Set problem ▸ Leave out the pictures and repeat everything else in the records exactly.

Entries from a dataset
## begin

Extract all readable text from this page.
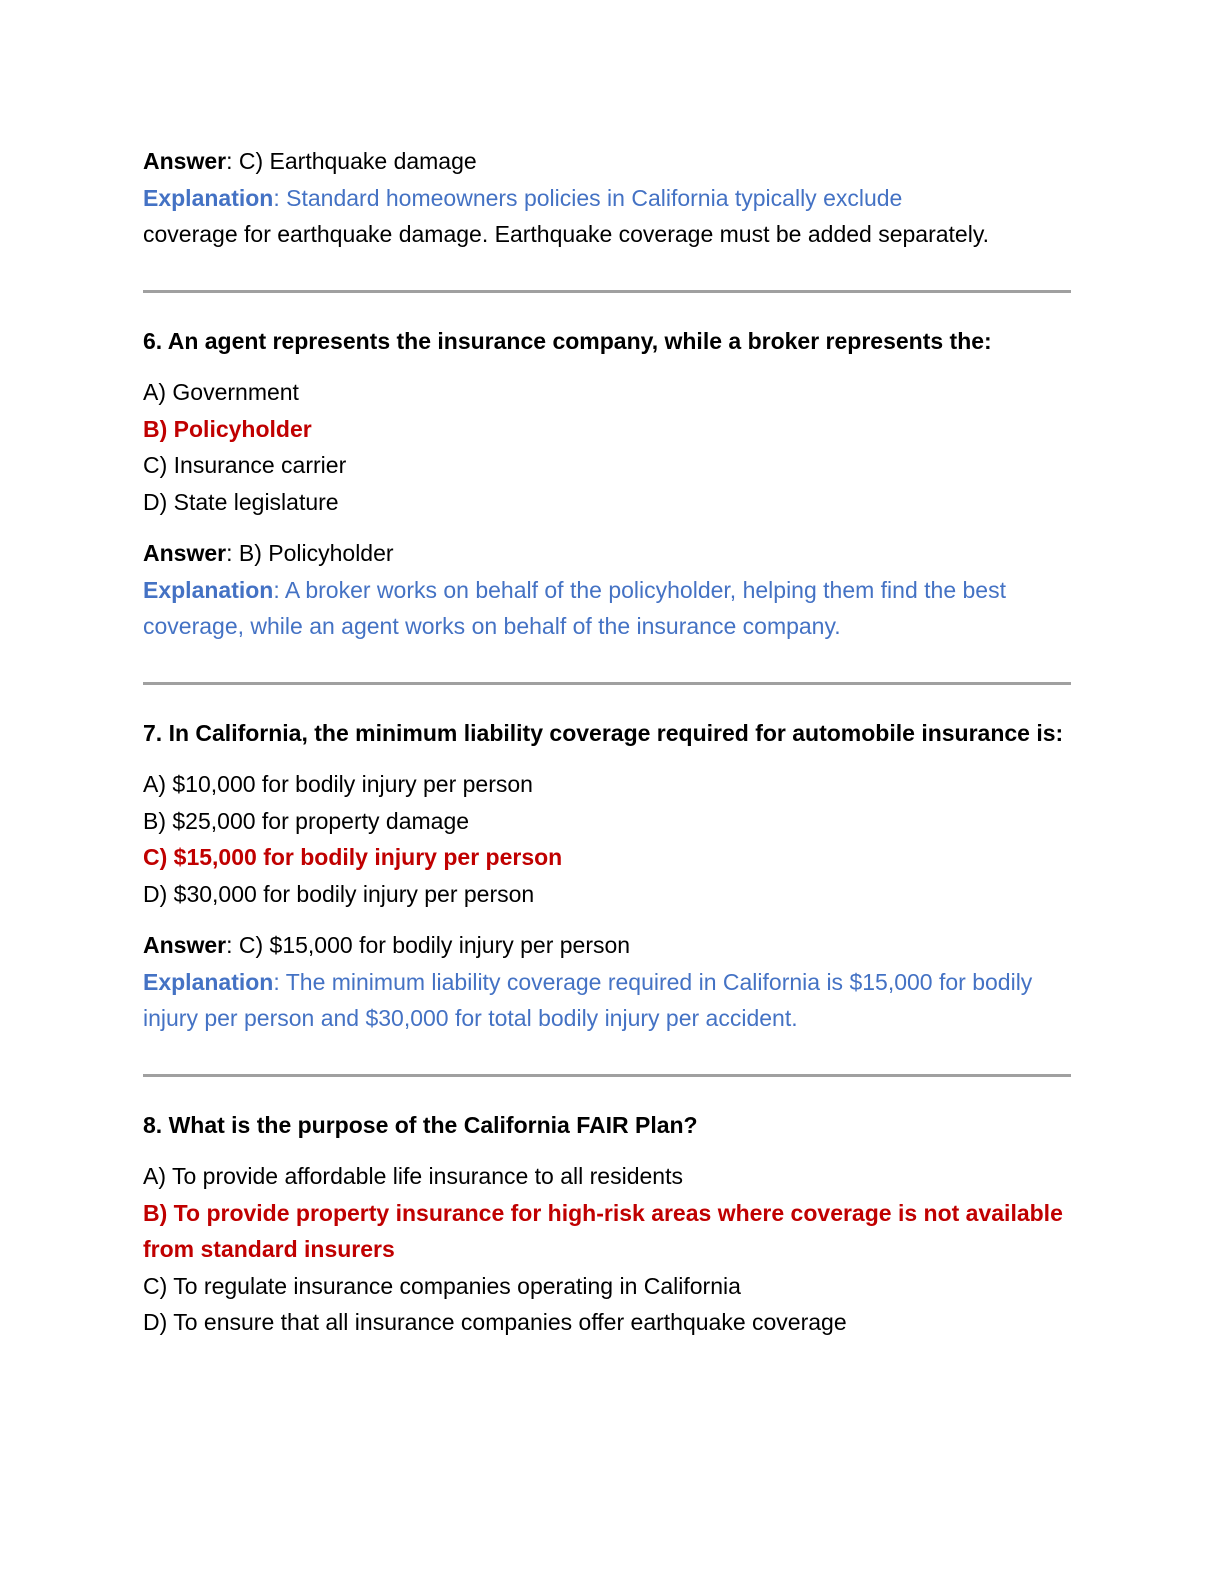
Answer: C) Earthquake damage

Explanation: Standard homeowners policies in California typically exclude
coverage for earthquake damage. Earthquake coverage must be added separately.

6. An agent represents the insurance company, while a broker represents the:

A) Government

B) Policyholder

C) Insurance carrier

D) State legislature

Answer: B) Policyholder

Explanation: A broker works on behalf of the policyholder, helping them find the best coverage, while an agent works on behalf of the insurance company.

7. In California, the minimum liability coverage required for automobile insurance is:

A) $10,000 for bodily injury per person

B) $25,000 for property damage

C) $15,000 for bodily injury per person

D) $30,000 for bodily injury per person

Answer: C) $15,000 for bodily injury per person

Explanation: The minimum liability coverage required in California is $15,000 for bodily injury per person and $30,000 for total bodily injury per accident.

8. What is the purpose of the California FAIR Plan?

A) To provide affordable life insurance to all residents

B) To provide property insurance for high-risk areas where coverage is not available from standard insurers

C) To regulate insurance companies operating in California

D) To ensure that all insurance companies offer earthquake coverage
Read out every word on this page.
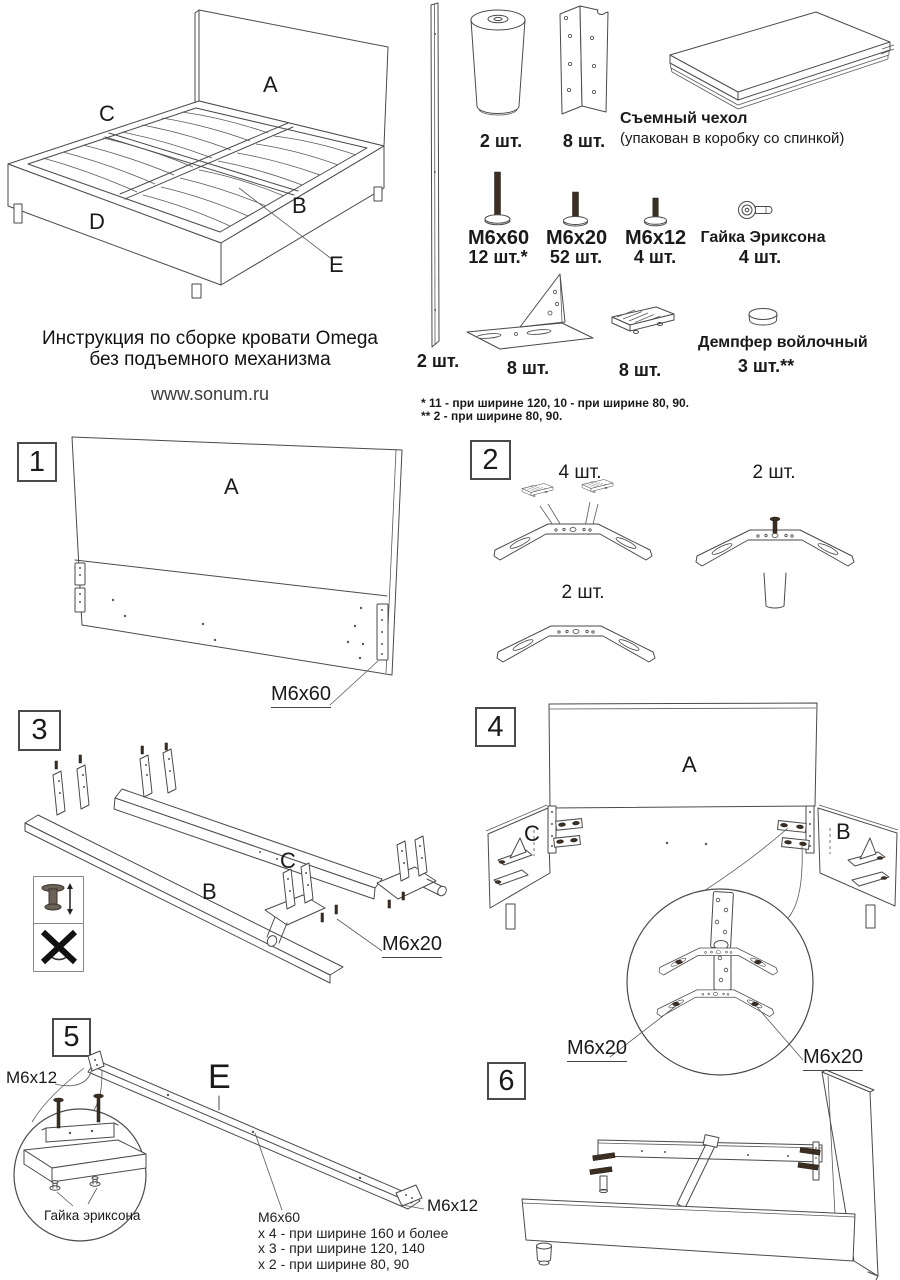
A
C
B
D
E
Инструкция по сборке кровати Omega
без подъемного механизма
www.sonum.ru
2 шт.
2 шт.	8 шт.
Съемный чехол
(упакован в коробку со спинкой)
М6х60
12 шт.*
М6х20
52 шт.
М6х12
4 шт.
Гайка Эриксона
4 шт.
8 шт.	8 шт.
Демпфер войлочный
3 шт.**
* 11 - при ширине 120, 10 - при ширине 80, 90.
** 2 - при ширине 80, 90.
1
A
M6x60
2	4 шт.	2 шт.
2 шт.
3
C
B
M6x20
4
A
C	B
M6x20	M6x20
5
M6x12	E
Гайка эриксона
M6x12
М6х60
х 4 - при ширине 160 и более
х 3 - при ширине 120, 140
х 2 - при ширине 80, 90
6
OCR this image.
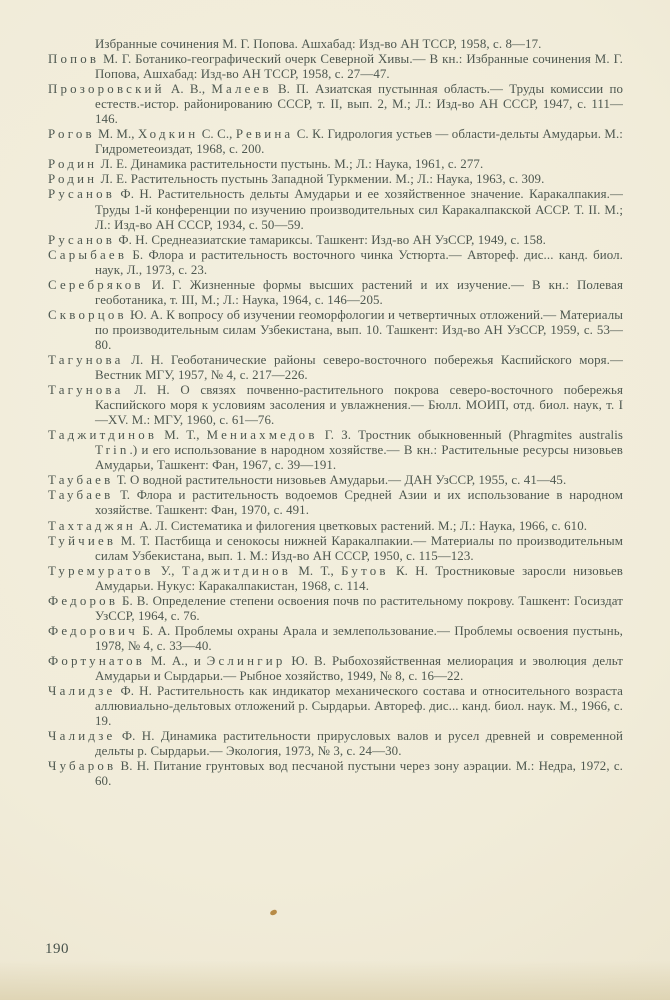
Избранные сочинения М. Г. Попова. Ашхабад: Изд-во АН ТССР, 1958, с. 8—17.

Попов М. Г. Ботанико-географический очерк Северной Хивы.— В кн.: Избранные сочинения М. Г. Попова, Ашхабад: Изд-во АН ТССР, 1958, с. 27—47.

Прозоровский А. В., Малеев В. П. Азиатская пустынная область.— Труды комиссии по естеств.-истор. районированию СССР, т. II, вып. 2, М.; Л.: Изд-во АН СССР, 1947, с. 111—146.

Рогов М. М., Ходкин С. С., Ревина С. К. Гидрология устьев — области-дельты Амударьи. М.: Гидрометеоиздат, 1968, с. 200.

Родин Л. Е. Динамика растительности пустынь. М.; Л.: Наука, 1961, с. 277.

Родин Л. Е. Растительность пустынь Западной Туркмении. М.; Л.: Наука, 1963, с. 309.

Русанов Ф. Н. Растительность дельты Амударьи и ее хозяйственное значение. Каракалпакия.— Труды 1-й конференции по изучению производительных сил Каракалпакской АССР. Т. II. М.; Л.: Изд-во АН СССР, 1934, с. 50—59.

Русанов Ф. Н. Среднеазиатские тамариксы. Ташкент: Изд-во АН УзССР, 1949, с. 158.

Сарыбаев Б. Флора и растительность восточного чинка Устюрта.— Автореф. дис... канд. биол. наук, Л., 1973, с. 23.

Серебряков И. Г. Жизненные формы высших растений и их изучение.— В кн.: Полевая геоботаника, т. III, М.; Л.: Наука, 1964, с. 146—205.

Скворцов Ю. А. К вопросу об изучении геоморфологии и четвертичных отложений.— Материалы по производительным силам Узбекистана, вып. 10. Ташкент: Изд-во АН УзССР, 1959, с. 53—80.

Тагунова Л. Н. Геоботанические районы северо-восточного побережья Каспийского моря.— Вестник МГУ, 1957, № 4, с. 217—226.

Тагунова Л. Н. О связях почвенно-растительного покрова северо-восточного побережья Каспийского моря к условиям засоления и увлажнения.— Бюлл. МОИП, отд. биол. наук, т. I—XV. М.: МГУ, 1960, с. 61—76.

Таджитдинов М. Т., Мениахмедов Г. З. Тростник обыкновенный (Phragmites australis Trin.) и его использование в народном хозяйстве.— В кн.: Растительные ресурсы низовьев Амударьи, Ташкент: Фан, 1967, с. 39—191.

Таубаев Т. О водной растительности низовьев Амударьи.— ДАН УзССР, 1955, с. 41—45.

Таубаев Т. Флора и растительность водоемов Средней Азии и их использование в народном хозяйстве. Ташкент: Фан, 1970, с. 491.

Тахтаджян А. Л. Систематика и филогения цветковых растений. М.; Л.: Наука, 1966, с. 610.

Туйчиев М. Т. Пастбища и сенокосы нижней Каракалпакии.— Материалы по производительным силам Узбекистана, вып. 1. М.: Изд-во АН СССР, 1950, с. 115—123.

Туремуратов У., Таджитдинов М. Т., Бутов К. Н. Тростниковые заросли низовьев Амударьи. Нукус: Каракалпакистан, 1968, с. 114.

Федоров Б. В. Определение степени освоения почв по растительному покрову. Ташкент: Госиздат УзССР, 1964, с. 76.

Федорович Б. А. Проблемы охраны Арала и землепользование.— Проблемы освоения пустынь, 1978, № 4, с. 33—40.

Фортунатов М. А., и Эслингир Ю. В. Рыбохозяйственная мелиорация и эволюция дельт Амударьи и Сырдарьи.— Рыбное хозяйство, 1949, № 8, с. 16—22.

Чалидзе Ф. Н. Растительность как индикатор механического состава и относительного возраста аллювиально-дельтовых отложений р. Сырдарьи. Автореф. дис... канд. биол. наук. М., 1966, с. 19.

Чалидзе Ф. Н. Динамика растительности прирусловых валов и русел древней и современной дельты р. Сырдарьи.— Экология, 1973, № 3, с. 24—30.

Чубаров В. Н. Питание грунтовых вод песчаной пустыни через зону аэрации. М.: Недра, 1972, с. 60.

190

## end

Response ▸
Extract all readable text from this page.
Answer: C) Earthquake damage

Explanation: Standard homeowners policies in California typically exclude
coverage for earthquake damage. Earthquake coverage must be added separately.

6. An agent represents the insurance company, while a broker represents the:

A) Government

B) Policyholder

C) Insurance carrier

D) State legislature

Answer: B) Policyholder

Explanation: A broker works on behalf of the policyholder, helping them find the best coverage, while an agent works on behalf of the insurance company.

7. In California, the minimum liability coverage required for automobile insurance is:

A) $10,000 for bodily injury per person

B) $25,000 for property damage

C) $15,000 for bodily injury per person

D) $30,000 for bodily injury per person

Answer: C) $15,000 for bodily injury per person

Explanation: The minimum liability coverage required in California is $15,000 for bodily injury per person and $30,000 for total bodily injury per accident.

8. What is the purpose of the California FAIR Plan?

A) To provide affordable life insurance to all residents

B) To provide property insurance for high-risk areas where coverage is not available from standard insurers

C) To regulate insurance companies operating in California

D) To ensure that all insurance companies offer earthquake coverage
Read out every word on this page.
A
C
B
D
E
Инструкция по сборке кровати Omega
без подъемного механизма
www.sonum.ru
2 шт.
2 шт.	8 шт.
Съемный чехол
(упакован в коробку со спинкой)
М6х60
12 шт.*
М6х20
52 шт.
М6х12
4 шт.
Гайка Эриксона
4 шт.
8 шт.	8 шт.
Демпфер войлочный
3 шт.**
* 11 - при ширине 120, 10 - при ширине 80, 90.
** 2 - при ширине 80, 90.
1
A
M6x60
2	4 шт.	2 шт.
2 шт.
3
C
B
M6x20
4
A
C	B
M6x20	M6x20
5
M6x12	E
Гайка эриксона
M6x12
М6х60
х 4 - при ширине 160 и более
х 3 - при ширине 120, 140
х 2 - при ширине 80, 90
6
OCR this image.
Избранные сочинения М. Г. Попова. Ашхабад: Изд-во АН ТССР, 1958, с. 8—17.

Попов М. Г. Ботанико-географический очерк Северной Хивы.— В кн.: Избранные сочинения М. Г. Попова, Ашхабад: Изд-во АН ТССР, 1958, с. 27—47.

Прозоровский А. В., Малеев В. П. Азиатская пустынная область.— Труды комиссии по естеств.-истор. районированию СССР, т. II, вып. 2, М.; Л.: Изд-во АН СССР, 1947, с. 111—146.

Рогов М. М., Ходкин С. С., Ревина С. К. Гидрология устьев — области-дельты Амударьи. М.: Гидрометеоиздат, 1968, с. 200.

Родин Л. Е. Динамика растительности пустынь. М.; Л.: Наука, 1961, с. 277.

Родин Л. Е. Растительность пустынь Западной Туркмении. М.; Л.: Наука, 1963, с. 309.

Русанов Ф. Н. Растительность дельты Амударьи и ее хозяйственное значение. Каракалпакия.— Труды 1-й конференции по изучению производительных сил Каракалпакской АССР. Т. II. М.; Л.: Изд-во АН СССР, 1934, с. 50—59.

Русанов Ф. Н. Среднеазиатские тамариксы. Ташкент: Изд-во АН УзССР, 1949, с. 158.

Сарыбаев Б. Флора и растительность восточного чинка Устюрта.— Автореф. дис... канд. биол. наук, Л., 1973, с. 23.

Серебряков И. Г. Жизненные формы высших растений и их изучение.— В кн.: Полевая геоботаника, т. III, М.; Л.: Наука, 1964, с. 146—205.

Скворцов Ю. А. К вопросу об изучении геоморфологии и четвертичных отложений.— Материалы по производительным силам Узбекистана, вып. 10. Ташкент: Изд-во АН УзССР, 1959, с. 53—80.

Тагунова Л. Н. Геоботанические районы северо-восточного побережья Каспийского моря.— Вестник МГУ, 1957, № 4, с. 217—226.

Тагунова Л. Н. О связях почвенно-растительного покрова северо-восточного побережья Каспийского моря к условиям засоления и увлажнения.— Бюлл. МОИП, отд. биол. наук, т. I—XV. М.: МГУ, 1960, с. 61—76.

Таджитдинов М. Т., Мениахмедов Г. З. Тростник обыкновенный (Phragmites australis Trin.) и его использование в народном хозяйстве.— В кн.: Растительные ресурсы низовьев Амударьи, Ташкент: Фан, 1967, с. 39—191.

Таубаев Т. О водной растительности низовьев Амударьи.— ДАН УзССР, 1955, с. 41—45.

Таубаев Т. Флора и растительность водоемов Средней Азии и их использование в народном хозяйстве. Ташкент: Фан, 1970, с. 491.

Тахтаджян А. Л. Систематика и филогения цветковых растений. М.; Л.: Наука, 1966, с. 610.

Туйчиев М. Т. Пастбища и сенокосы нижней Каракалпакии.— Материалы по производительным силам Узбекистана, вып. 1. М.: Изд-во АН СССР, 1950, с. 115—123.

Туремуратов У., Таджитдинов М. Т., Бутов К. Н. Тростниковые заросли низовьев Амударьи. Нукус: Каракалпакистан, 1968, с. 114.

Федоров Б. В. Определение степени освоения почв по растительному покрову. Ташкент: Госиздат УзССР, 1964, с. 76.

Федорович Б. А. Проблемы охраны Арала и землепользование.— Проблемы освоения пустынь, 1978, № 4, с. 33—40.

Фортунатов М. А., и Эслингир Ю. В. Рыбохозяйственная мелиорация и эволюция дельт Амударьи и Сырдарьи.— Рыбное хозяйство, 1949, № 8, с. 16—22.

Чалидзе Ф. Н. Растительность как индикатор механического состава и относительного возраста аллювиально-дельтовых отложений р. Сырдарьи. Автореф. дис... канд. биол. наук. М., 1966, с. 19.

Чалидзе Ф. Н. Динамика растительности прирусловых валов и русел древней и современной дельты р. Сырдарьи.— Экология, 1973, № 3, с. 24—30.

Чубаров В. Н. Питание грунтовых вод песчаной пустыни через зону аэрации. М.: Недра, 1972, с. 60.

190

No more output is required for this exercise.